_Supplied information_
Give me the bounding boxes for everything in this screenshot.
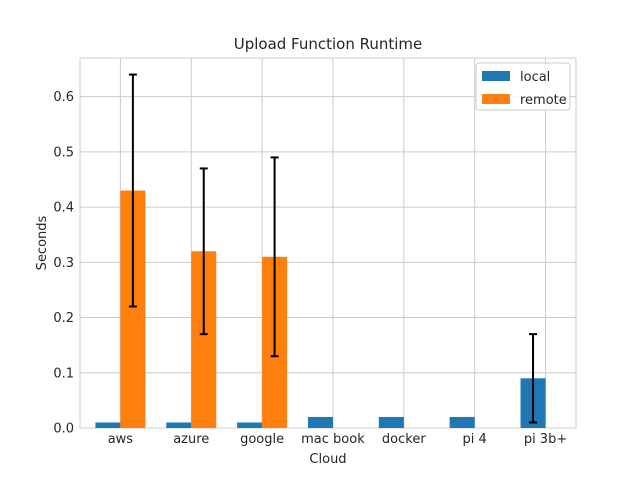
legend-swatch-remote (482, 94, 510, 104)
x-tick-label: google (240, 432, 284, 447)
legend-swatch-local (482, 71, 510, 81)
bar-local (307, 416, 333, 428)
x-axis-label: Cloud (309, 452, 346, 467)
x-tick-label: mac book (301, 432, 365, 447)
x-tick-label: docker (382, 432, 426, 447)
bar-local (166, 422, 192, 428)
x-tick-label: aws (108, 432, 134, 447)
y-tick-label: 0.6 (53, 90, 74, 105)
bar-local (95, 422, 121, 428)
y-tick-label: 0.1 (53, 366, 74, 381)
y-tick-label: 0.5 (53, 145, 74, 160)
legend: local remote (475, 62, 571, 111)
bars (95, 190, 546, 428)
y-tick-label: 0.2 (53, 311, 74, 326)
y-tick-labels: 0.0 0.1 0.2 0.3 0.4 0.5 0.6 (53, 90, 74, 436)
y-tick-label: 0.0 (53, 422, 74, 437)
gridlines (80, 58, 576, 429)
x-tick-label: pi 4 (463, 432, 487, 447)
y-axis-label: Seconds (35, 215, 50, 270)
bar-local (237, 422, 263, 428)
legend-label-local: local (520, 70, 550, 85)
y-tick-label: 0.3 (53, 256, 74, 271)
bar-local (378, 416, 404, 428)
error-bars (128, 73, 538, 424)
x-tick-label: pi 3b+ (524, 432, 567, 447)
chart-title: Upload Function Runtime (234, 35, 423, 53)
bar-local (449, 416, 475, 428)
x-tick-labels: aws azure google mac book docker pi 4 pi 3b+ (108, 432, 568, 447)
legend-label-remote: remote (520, 93, 567, 108)
x-tick-label: azure (173, 432, 209, 447)
y-tick-label: 0.4 (53, 201, 74, 216)
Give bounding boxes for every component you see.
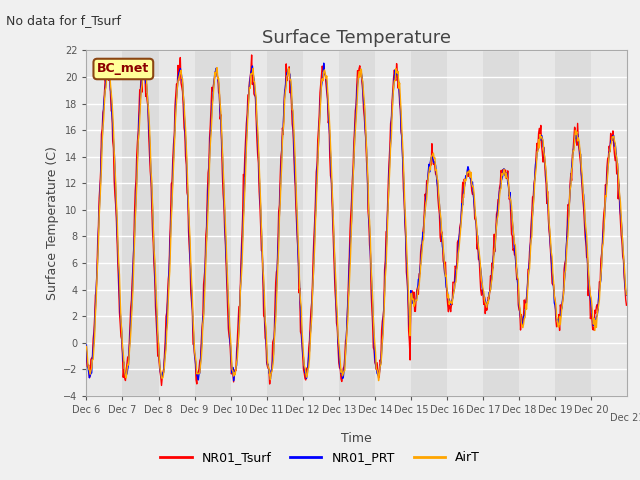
Bar xyxy=(555,50,591,396)
Legend: NR01_Tsurf, NR01_PRT, AirT: NR01_Tsurf, NR01_PRT, AirT xyxy=(156,446,484,469)
Bar xyxy=(519,50,555,396)
Bar xyxy=(86,50,122,396)
Bar xyxy=(230,50,267,396)
Bar xyxy=(591,50,627,396)
Bar xyxy=(303,50,339,396)
Text: No data for f_Tsurf: No data for f_Tsurf xyxy=(6,14,122,27)
Text: Dec 21: Dec 21 xyxy=(610,413,640,423)
Bar xyxy=(411,50,447,396)
X-axis label: Time: Time xyxy=(341,432,372,444)
Bar xyxy=(159,50,195,396)
Bar xyxy=(447,50,483,396)
Bar xyxy=(122,50,159,396)
Text: BC_met: BC_met xyxy=(97,62,150,75)
Y-axis label: Surface Temperature (C): Surface Temperature (C) xyxy=(46,146,59,300)
Bar xyxy=(375,50,411,396)
Bar xyxy=(483,50,519,396)
Bar xyxy=(339,50,375,396)
Bar xyxy=(195,50,230,396)
Title: Surface Temperature: Surface Temperature xyxy=(262,29,451,48)
Bar xyxy=(267,50,303,396)
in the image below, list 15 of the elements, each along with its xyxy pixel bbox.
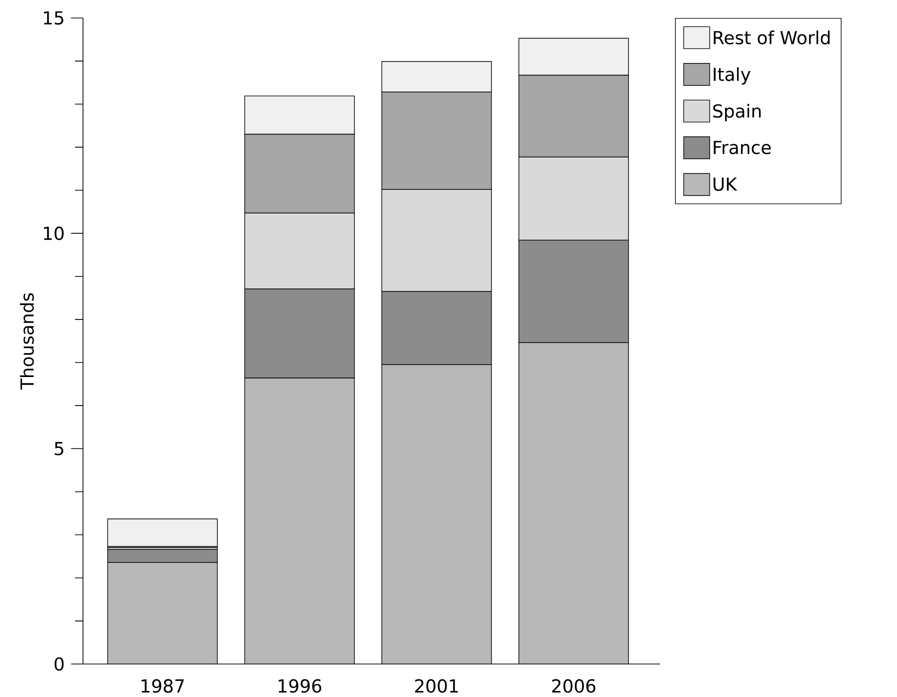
legend-label: Rest of World — [714, 30, 830, 44]
y-tick-label: 0 — [54, 657, 64, 671]
legend-label: UK — [714, 178, 738, 191]
bar — [107, 518, 218, 547]
y-tick-label: 15 — [44, 11, 64, 25]
y-tick-label: 5 — [54, 442, 64, 456]
y-axis-title: Thousands — [20, 293, 34, 390]
x-tick-label: 1987 — [142, 679, 184, 693]
x-tick-label: 2001 — [415, 679, 458, 693]
legend-label: Spain — [713, 104, 761, 122]
x-tick-label: 1996 — [278, 679, 322, 693]
x-tick-label: 2006 — [552, 679, 596, 693]
y-tick-label: 10 — [44, 226, 64, 240]
legend-label: Italy — [714, 67, 750, 85]
legend-label: France — [714, 140, 771, 154]
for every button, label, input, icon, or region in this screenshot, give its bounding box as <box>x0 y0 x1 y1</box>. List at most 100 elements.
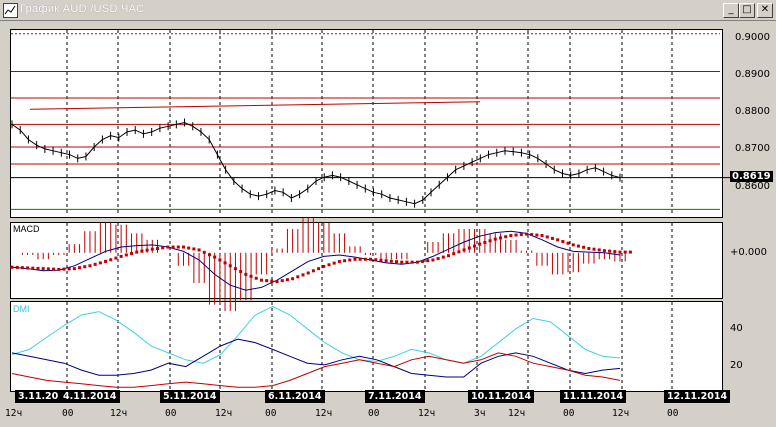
dmi-scale-label: 20 <box>730 360 743 371</box>
macd-signal-point <box>15 265 19 269</box>
macd-signal-point <box>556 238 560 242</box>
macd-signal-point <box>213 255 217 259</box>
macd-signal-point <box>10 265 14 269</box>
macd-signal-point <box>239 270 243 274</box>
macd-signal-point <box>576 244 580 248</box>
tick-label: 12ч <box>5 408 23 419</box>
macd-signal-point <box>498 236 502 240</box>
chart-window-icon <box>3 3 18 18</box>
macd-signal-point <box>322 264 326 268</box>
tick-label: 3ч <box>474 408 486 419</box>
macd-signal-point <box>524 232 528 236</box>
macd-signal-point <box>228 264 232 268</box>
tick-label: 00 <box>667 408 679 419</box>
tick-label: 00 <box>62 408 74 419</box>
macd-signal-point <box>202 250 206 254</box>
macd-signal-point <box>405 260 409 264</box>
macd-signal-point <box>265 279 269 283</box>
dmi-scale-label: 40 <box>730 323 743 334</box>
macd-signal-point <box>488 239 492 243</box>
macd-signal-point <box>98 261 102 265</box>
tick-label: 12ч <box>215 408 233 419</box>
current-price-badge: 0.8619 <box>730 171 773 182</box>
macd-signal-point <box>104 259 108 263</box>
macd-signal-point <box>571 243 575 247</box>
macd-signal-point <box>540 234 544 238</box>
macd-signal-point <box>441 255 445 259</box>
macd-signal-point <box>109 258 113 262</box>
date-label: 3.11.20 <box>15 390 63 403</box>
macd-signal-point <box>436 257 440 261</box>
macd-signal-point <box>561 240 565 244</box>
tick-label: 12ч <box>508 408 526 419</box>
macd-label: MACD <box>13 224 40 234</box>
trend-line <box>29 101 481 110</box>
macd-signal-point <box>337 259 341 263</box>
macd-signal-point <box>602 249 606 253</box>
macd-signal-point <box>52 267 56 271</box>
macd-signal-point <box>176 245 180 249</box>
macd-signal-point <box>285 278 289 282</box>
macd-signal-point <box>83 265 87 269</box>
macd-signal-point <box>483 240 487 244</box>
macd-signal-point <box>628 250 632 254</box>
minus-di-line <box>11 352 621 388</box>
date-label: 5.11.2014 <box>160 390 220 403</box>
dmi-label: DMI <box>13 304 30 314</box>
macd-signal-point <box>369 257 373 261</box>
date-label: 12.11.2014 <box>664 390 731 403</box>
tick-label: 12ч <box>612 408 630 419</box>
macd-signal-point <box>130 252 134 256</box>
macd-signal-point <box>270 279 274 283</box>
macd-signal-point <box>145 248 149 252</box>
macd-signal-point <box>332 261 336 265</box>
macd-signal-point <box>20 266 24 270</box>
macd-signal-point <box>41 267 45 271</box>
macd-signal-point <box>608 249 612 253</box>
macd-signal-point <box>218 258 222 262</box>
minimize-button[interactable]: _ <box>723 3 739 18</box>
macd-signal-point <box>291 277 295 281</box>
macd-signal-point <box>374 258 378 262</box>
macd-signal-point <box>306 271 310 275</box>
macd-signal-point <box>395 260 399 264</box>
macd-signal-point <box>140 249 144 253</box>
macd-signal-point <box>431 258 435 262</box>
macd-signal-point <box>452 252 456 256</box>
window-titlebar[interactable]: График AUD /USD ЧАС _ □ ✕ <box>0 0 776 21</box>
tick-label: 12ч <box>315 408 333 419</box>
macd-signal-point <box>124 253 128 257</box>
maximize-button[interactable]: □ <box>739 3 755 18</box>
macd-signal-point <box>67 267 71 271</box>
macd-signal-point <box>550 236 554 240</box>
macd-signal-point <box>613 250 617 254</box>
macd-signal-point <box>447 254 451 258</box>
price-chart-panel[interactable] <box>10 29 723 218</box>
macd-signal-point <box>249 274 253 278</box>
date-label: 10.11.2014 <box>468 390 535 403</box>
macd-signal-point <box>379 258 383 262</box>
tick-label: 12ч <box>418 408 436 419</box>
macd-signal-point <box>259 278 263 282</box>
close-button[interactable]: ✕ <box>757 3 773 18</box>
macd-signal-point <box>597 248 601 252</box>
macd-signal-point <box>31 266 35 270</box>
macd-signal-point <box>327 263 331 267</box>
date-label: 6.11.2014 <box>265 390 325 403</box>
macd-signal-point <box>311 269 315 273</box>
macd-signal-point <box>415 260 419 264</box>
macd-signal-point <box>46 267 50 271</box>
macd-signal-point <box>187 246 191 250</box>
macd-signal-point <box>207 253 211 257</box>
macd-signal-point <box>223 261 227 265</box>
adx-line <box>11 305 621 364</box>
price-scale-label: 0.9000 <box>735 32 770 43</box>
macd-signal-point <box>426 259 430 263</box>
macd-signal-point <box>343 259 347 263</box>
macd-signal-point <box>171 245 175 249</box>
macd-signal-point <box>400 260 404 264</box>
window-title: График AUD /USD ЧАС <box>20 3 145 15</box>
price-scale-label: 0.8700 <box>735 143 770 154</box>
macd-signal-point <box>72 267 76 271</box>
price-scale-label: 0.8900 <box>735 69 770 80</box>
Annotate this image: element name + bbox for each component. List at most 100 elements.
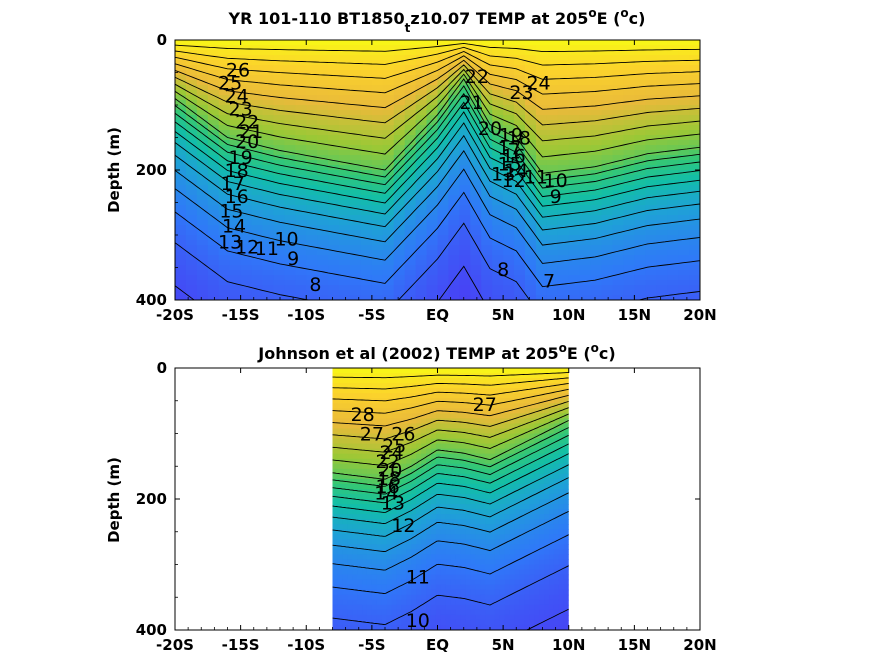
field-cell	[381, 534, 388, 540]
field-cell	[337, 378, 343, 384]
field-cell	[306, 165, 318, 171]
field-cell	[579, 185, 592, 191]
field-cell	[557, 210, 570, 216]
field-cell	[492, 160, 504, 166]
field-cell	[360, 40, 373, 46]
field-cell	[470, 509, 476, 515]
field-cell	[656, 215, 668, 221]
field-cell	[371, 418, 378, 425]
field-cell	[475, 483, 481, 490]
contour-label: 10	[274, 228, 298, 250]
field-cell	[175, 270, 187, 276]
field-cell	[634, 210, 646, 216]
field-cell	[396, 599, 403, 606]
field-cell	[229, 110, 242, 116]
field-cell	[357, 534, 363, 540]
field-cell	[450, 549, 457, 556]
field-cell	[411, 504, 417, 510]
field-cell	[229, 225, 242, 231]
field-cell	[218, 100, 231, 106]
field-cell	[448, 220, 460, 226]
field-cell	[371, 50, 384, 56]
field-cell	[185, 80, 198, 86]
field-cell	[440, 448, 447, 455]
field-cell	[534, 544, 540, 550]
field-cell	[415, 295, 428, 300]
field-cell	[339, 170, 351, 176]
field-cell	[689, 180, 700, 186]
field-cell	[448, 205, 460, 211]
field-cell	[503, 185, 515, 191]
field-cell	[337, 554, 343, 561]
field-cell	[382, 75, 395, 81]
field-cell	[342, 589, 348, 596]
contour-label: 7	[543, 271, 555, 293]
field-cell	[470, 250, 482, 256]
field-cell	[317, 175, 329, 181]
field-cell	[689, 130, 700, 136]
field-cell	[360, 275, 373, 281]
field-cell	[229, 290, 242, 296]
field-cell	[448, 275, 460, 281]
field-cell	[480, 609, 486, 616]
field-cell	[689, 45, 700, 51]
field-cell	[499, 458, 506, 465]
field-cell	[459, 225, 471, 231]
field-cell	[504, 514, 511, 520]
field-cell	[623, 55, 635, 61]
field-cell	[391, 453, 398, 460]
field-cell	[421, 378, 427, 384]
field-cell	[450, 589, 457, 596]
field-cell	[401, 453, 407, 460]
field-cell	[492, 290, 504, 296]
field-cell	[519, 499, 526, 505]
field-cell	[401, 408, 407, 414]
field-cell	[415, 110, 428, 116]
field-cell	[656, 225, 668, 231]
field-cell	[251, 205, 264, 211]
field-cell	[525, 125, 537, 131]
field-cell	[525, 65, 537, 71]
field-cell	[437, 200, 450, 206]
field-cell	[347, 504, 353, 510]
field-cell	[366, 418, 373, 425]
field-cell	[485, 383, 491, 389]
field-cell	[342, 448, 348, 455]
field-cell	[360, 265, 373, 271]
field-cell	[534, 373, 540, 379]
field-cell	[524, 373, 530, 379]
field-cell	[546, 270, 559, 276]
field-cell	[465, 438, 471, 445]
field-cell	[342, 499, 348, 505]
field-cell	[382, 100, 395, 106]
field-cell	[376, 574, 383, 581]
field-cell	[175, 160, 187, 166]
field-cell	[218, 220, 231, 226]
field-cell	[396, 564, 403, 571]
field-cell	[426, 574, 432, 581]
field-cell	[492, 155, 504, 161]
field-cell	[534, 529, 540, 535]
field-cell	[539, 413, 545, 419]
field-cell	[579, 115, 592, 121]
field-cell	[262, 230, 275, 236]
field-cell	[430, 443, 437, 450]
field-cell	[339, 200, 351, 206]
field-cell	[450, 398, 457, 404]
field-cell	[415, 70, 428, 76]
field-cell	[524, 624, 530, 630]
field-cell	[514, 594, 521, 601]
field-cell	[371, 383, 378, 389]
field-cell	[306, 295, 318, 300]
field-cell	[514, 589, 521, 596]
field-cell	[229, 260, 242, 266]
field-cell	[475, 564, 481, 571]
field-cell	[450, 499, 457, 505]
field-cell	[415, 220, 428, 226]
field-cell	[406, 453, 412, 460]
field-cell	[317, 260, 329, 266]
field-cell	[549, 423, 555, 430]
field-cell	[240, 155, 253, 161]
field-cell	[376, 609, 383, 616]
field-cell	[494, 388, 501, 394]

_What to do_
Print the lines of the material exactly as they appear, beginning with the line that contains "dmi-scale-label: 20 <box>730" and ending with the line that contains "macd-signal-point <box>488 239 492 243</box>", both included.

_Solution_
dmi-scale-label: 20 <box>730 360 743 371</box>
macd-signal-point <box>15 265 19 269</box>
macd-signal-point <box>556 238 560 242</box>
macd-signal-point <box>213 255 217 259</box>
macd-signal-point <box>10 265 14 269</box>
macd-signal-point <box>239 270 243 274</box>
macd-signal-point <box>576 244 580 248</box>
tick-label: 12ч <box>5 408 23 419</box>
macd-signal-point <box>498 236 502 240</box>
chart-window-icon <box>3 3 18 18</box>
macd-signal-point <box>322 264 326 268</box>
tick-label: 3ч <box>474 408 486 419</box>
macd-signal-point <box>524 232 528 236</box>
macd-signal-point <box>228 264 232 268</box>
tick-label: 00 <box>667 408 679 419</box>
tick-label: 00 <box>62 408 74 419</box>
macd-signal-point <box>202 250 206 254</box>
macd-signal-point <box>405 260 409 264</box>
macd-signal-point <box>265 279 269 283</box>
dmi-scale-label: 40 <box>730 323 743 334</box>
macd-signal-point <box>488 239 492 243</box>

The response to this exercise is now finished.